— start AVAILABLE DATA —

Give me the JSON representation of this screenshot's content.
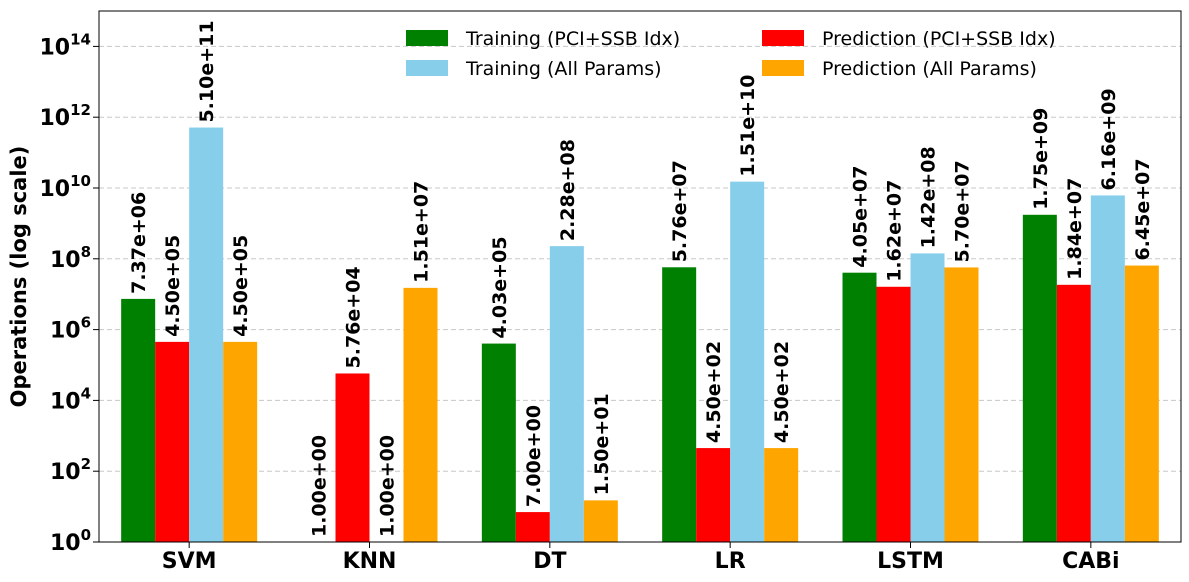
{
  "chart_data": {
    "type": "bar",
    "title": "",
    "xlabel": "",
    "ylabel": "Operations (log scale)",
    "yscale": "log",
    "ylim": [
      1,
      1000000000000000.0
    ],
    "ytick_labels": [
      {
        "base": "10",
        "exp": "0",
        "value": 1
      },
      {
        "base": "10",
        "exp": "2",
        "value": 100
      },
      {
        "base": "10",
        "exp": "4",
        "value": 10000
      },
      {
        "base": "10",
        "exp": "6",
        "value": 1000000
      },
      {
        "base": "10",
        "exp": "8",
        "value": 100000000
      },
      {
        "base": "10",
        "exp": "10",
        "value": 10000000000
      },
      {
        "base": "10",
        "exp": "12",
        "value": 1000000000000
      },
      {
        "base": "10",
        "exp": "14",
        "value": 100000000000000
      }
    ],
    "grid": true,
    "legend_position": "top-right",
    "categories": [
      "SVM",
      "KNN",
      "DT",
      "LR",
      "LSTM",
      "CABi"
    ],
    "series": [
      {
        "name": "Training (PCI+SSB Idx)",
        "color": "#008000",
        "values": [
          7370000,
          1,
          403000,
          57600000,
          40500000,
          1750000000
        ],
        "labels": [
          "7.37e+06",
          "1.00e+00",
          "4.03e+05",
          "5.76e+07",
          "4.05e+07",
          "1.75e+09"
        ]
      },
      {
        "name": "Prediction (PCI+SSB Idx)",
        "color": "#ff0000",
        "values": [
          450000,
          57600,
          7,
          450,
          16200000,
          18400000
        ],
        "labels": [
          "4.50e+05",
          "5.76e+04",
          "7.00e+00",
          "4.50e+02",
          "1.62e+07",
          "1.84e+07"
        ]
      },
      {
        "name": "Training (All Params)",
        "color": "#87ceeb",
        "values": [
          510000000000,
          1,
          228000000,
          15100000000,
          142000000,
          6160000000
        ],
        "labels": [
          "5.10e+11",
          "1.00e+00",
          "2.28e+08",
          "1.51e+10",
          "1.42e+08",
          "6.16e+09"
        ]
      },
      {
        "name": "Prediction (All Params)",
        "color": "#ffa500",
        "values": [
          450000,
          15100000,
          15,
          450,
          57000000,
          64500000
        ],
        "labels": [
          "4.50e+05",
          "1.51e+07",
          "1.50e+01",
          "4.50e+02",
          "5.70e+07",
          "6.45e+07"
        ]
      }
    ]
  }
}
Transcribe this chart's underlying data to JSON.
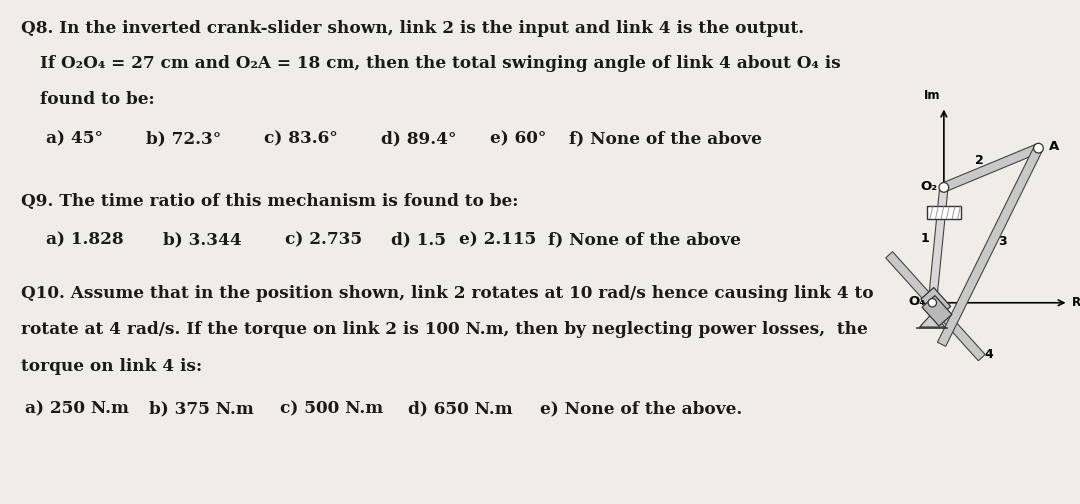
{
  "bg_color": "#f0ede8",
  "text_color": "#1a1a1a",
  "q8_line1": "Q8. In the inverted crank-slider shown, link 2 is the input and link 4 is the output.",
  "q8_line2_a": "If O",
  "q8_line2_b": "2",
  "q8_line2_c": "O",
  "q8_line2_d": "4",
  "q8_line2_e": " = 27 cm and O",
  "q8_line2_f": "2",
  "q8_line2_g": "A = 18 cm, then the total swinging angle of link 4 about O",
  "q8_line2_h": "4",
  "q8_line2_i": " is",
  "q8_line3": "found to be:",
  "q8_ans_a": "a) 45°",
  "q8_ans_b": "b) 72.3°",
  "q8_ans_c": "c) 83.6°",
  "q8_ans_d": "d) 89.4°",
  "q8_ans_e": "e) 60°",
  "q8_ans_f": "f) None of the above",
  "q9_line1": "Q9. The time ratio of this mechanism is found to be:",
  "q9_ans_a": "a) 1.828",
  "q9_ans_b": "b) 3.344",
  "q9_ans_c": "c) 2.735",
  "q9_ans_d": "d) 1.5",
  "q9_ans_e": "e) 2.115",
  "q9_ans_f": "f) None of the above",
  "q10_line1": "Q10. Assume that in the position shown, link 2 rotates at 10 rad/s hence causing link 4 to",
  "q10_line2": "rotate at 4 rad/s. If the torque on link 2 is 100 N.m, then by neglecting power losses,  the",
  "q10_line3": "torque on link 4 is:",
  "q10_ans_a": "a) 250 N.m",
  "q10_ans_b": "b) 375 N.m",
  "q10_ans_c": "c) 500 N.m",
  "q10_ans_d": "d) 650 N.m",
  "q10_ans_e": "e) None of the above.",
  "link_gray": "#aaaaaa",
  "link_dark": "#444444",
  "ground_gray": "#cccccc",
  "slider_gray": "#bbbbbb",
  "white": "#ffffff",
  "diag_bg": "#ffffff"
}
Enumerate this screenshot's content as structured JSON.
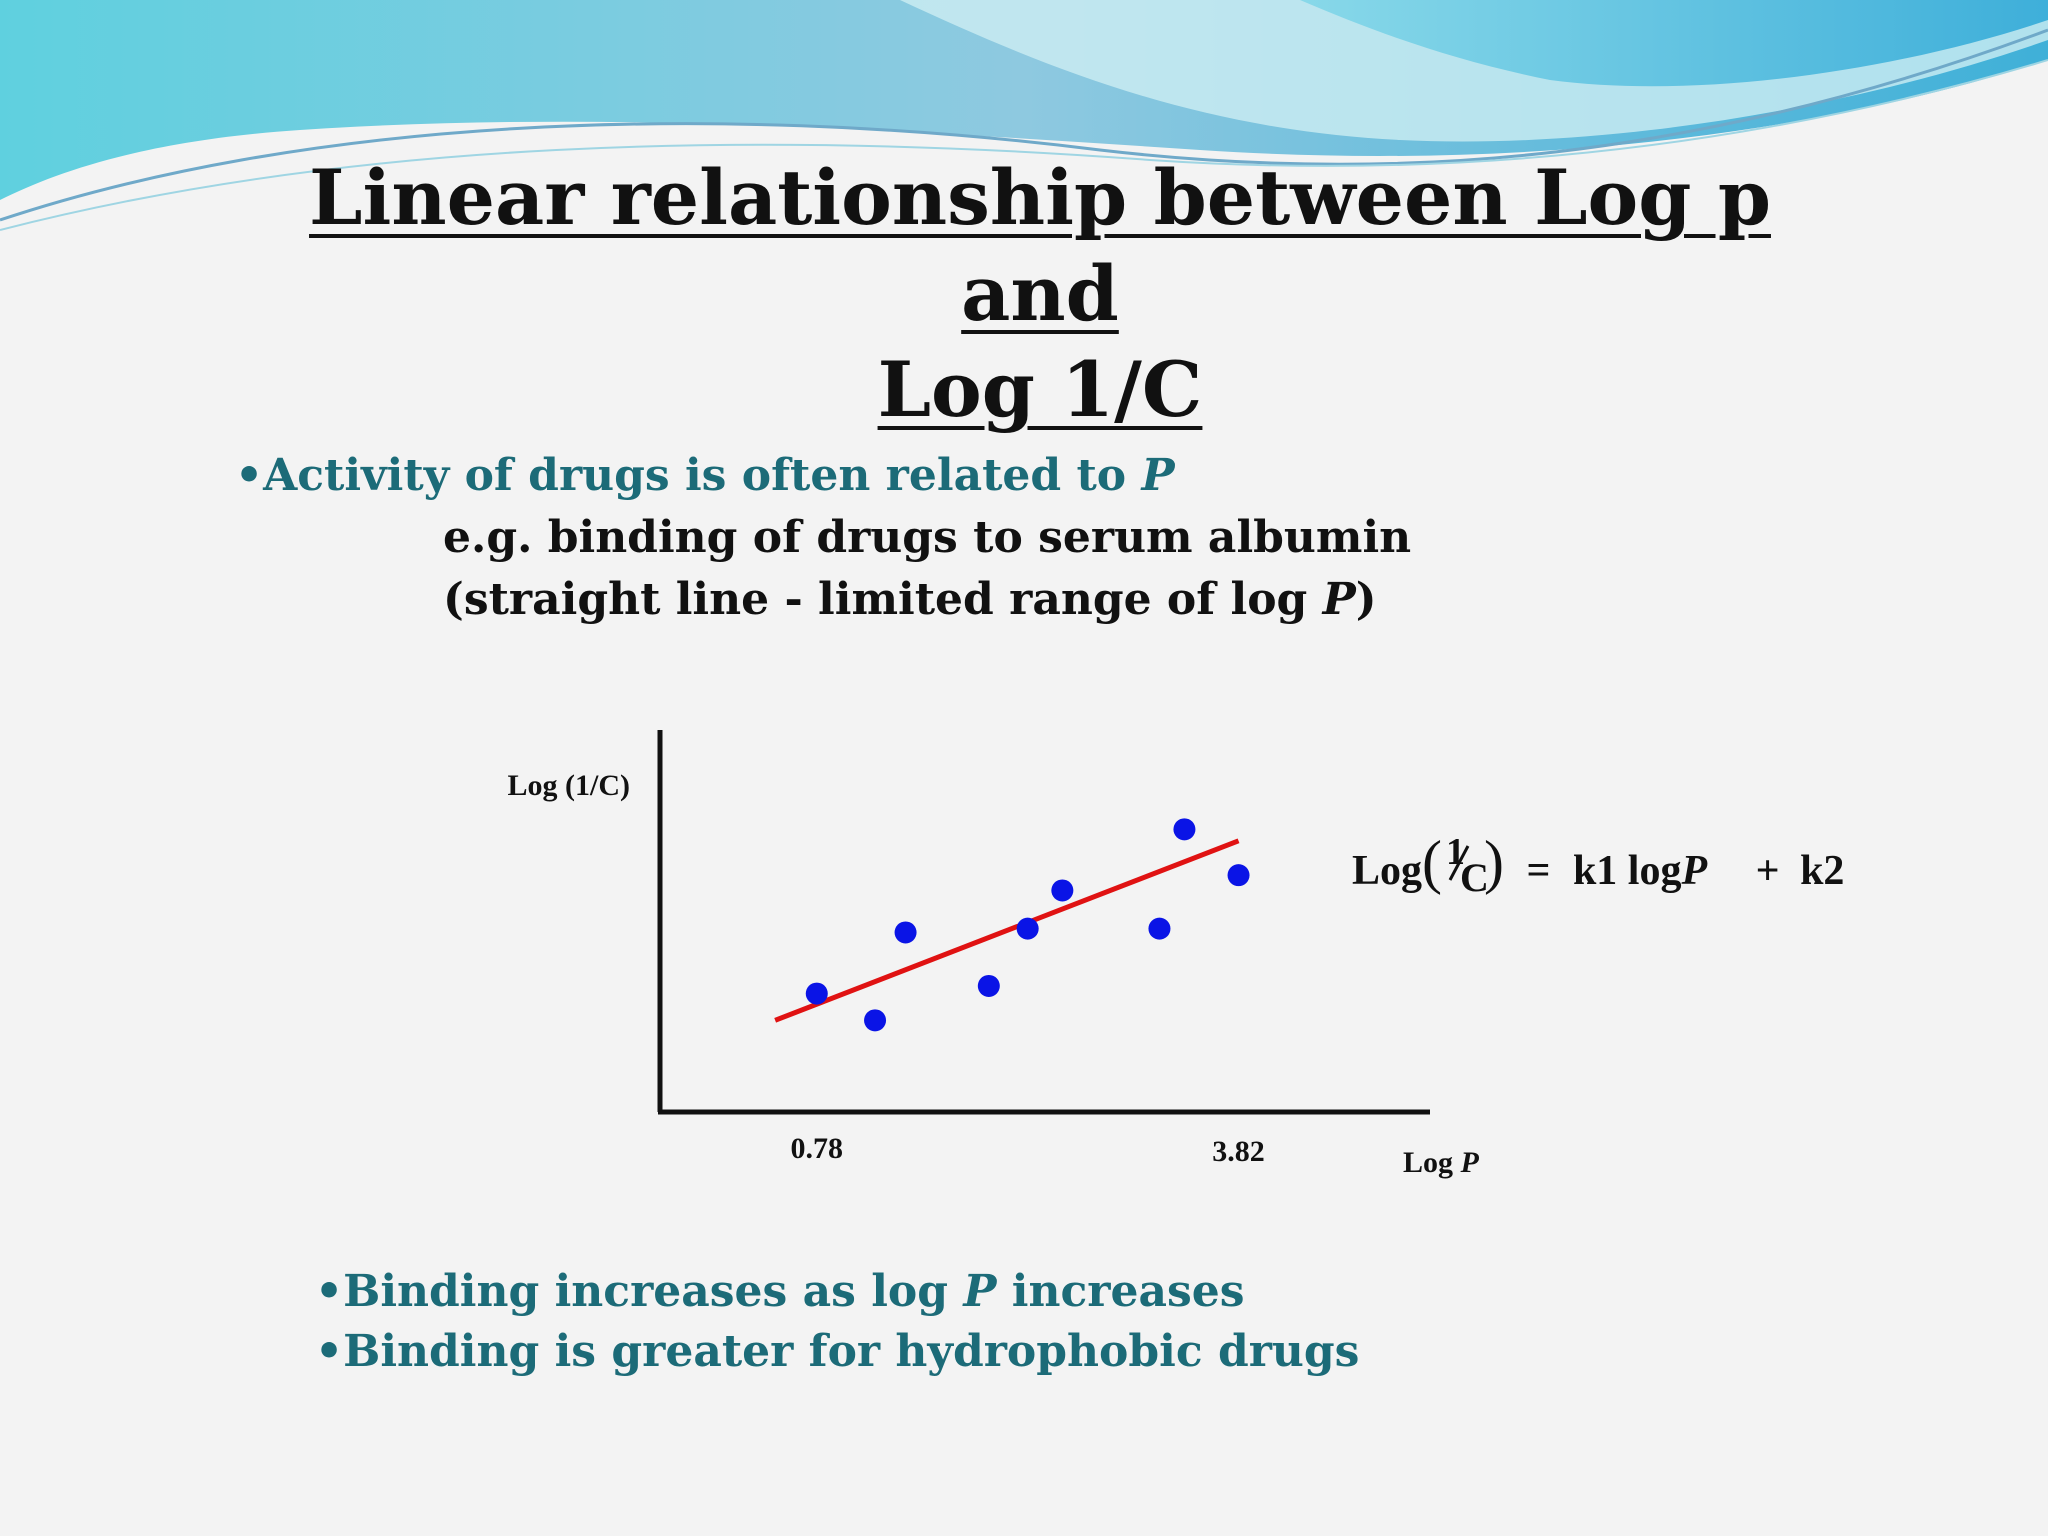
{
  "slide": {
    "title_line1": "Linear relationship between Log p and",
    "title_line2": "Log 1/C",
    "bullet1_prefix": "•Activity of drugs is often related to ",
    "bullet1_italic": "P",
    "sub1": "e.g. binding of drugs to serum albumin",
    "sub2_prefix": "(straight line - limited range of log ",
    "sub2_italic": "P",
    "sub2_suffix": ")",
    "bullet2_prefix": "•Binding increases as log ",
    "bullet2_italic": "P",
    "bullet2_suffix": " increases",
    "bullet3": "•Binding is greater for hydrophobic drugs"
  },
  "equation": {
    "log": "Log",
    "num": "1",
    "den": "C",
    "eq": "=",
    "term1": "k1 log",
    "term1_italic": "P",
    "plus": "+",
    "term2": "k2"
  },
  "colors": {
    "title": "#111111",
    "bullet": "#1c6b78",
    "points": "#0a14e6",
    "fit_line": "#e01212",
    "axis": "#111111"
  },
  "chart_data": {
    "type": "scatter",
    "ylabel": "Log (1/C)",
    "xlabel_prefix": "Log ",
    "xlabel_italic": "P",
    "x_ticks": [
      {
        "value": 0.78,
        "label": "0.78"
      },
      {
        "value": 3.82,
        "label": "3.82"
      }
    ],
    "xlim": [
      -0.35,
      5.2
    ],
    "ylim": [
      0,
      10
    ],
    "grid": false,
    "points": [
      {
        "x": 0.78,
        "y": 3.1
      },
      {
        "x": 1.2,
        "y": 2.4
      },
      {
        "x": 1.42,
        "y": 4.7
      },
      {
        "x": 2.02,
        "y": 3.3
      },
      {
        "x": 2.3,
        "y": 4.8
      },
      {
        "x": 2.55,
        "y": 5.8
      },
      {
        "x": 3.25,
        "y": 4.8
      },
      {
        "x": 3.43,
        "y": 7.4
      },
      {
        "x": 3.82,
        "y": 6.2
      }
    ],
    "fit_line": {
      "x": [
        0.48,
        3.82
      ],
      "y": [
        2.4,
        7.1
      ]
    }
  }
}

— end AVAILABLE DATA —

Looking at the material above, count the lines that hold "this" and give the total alone.

4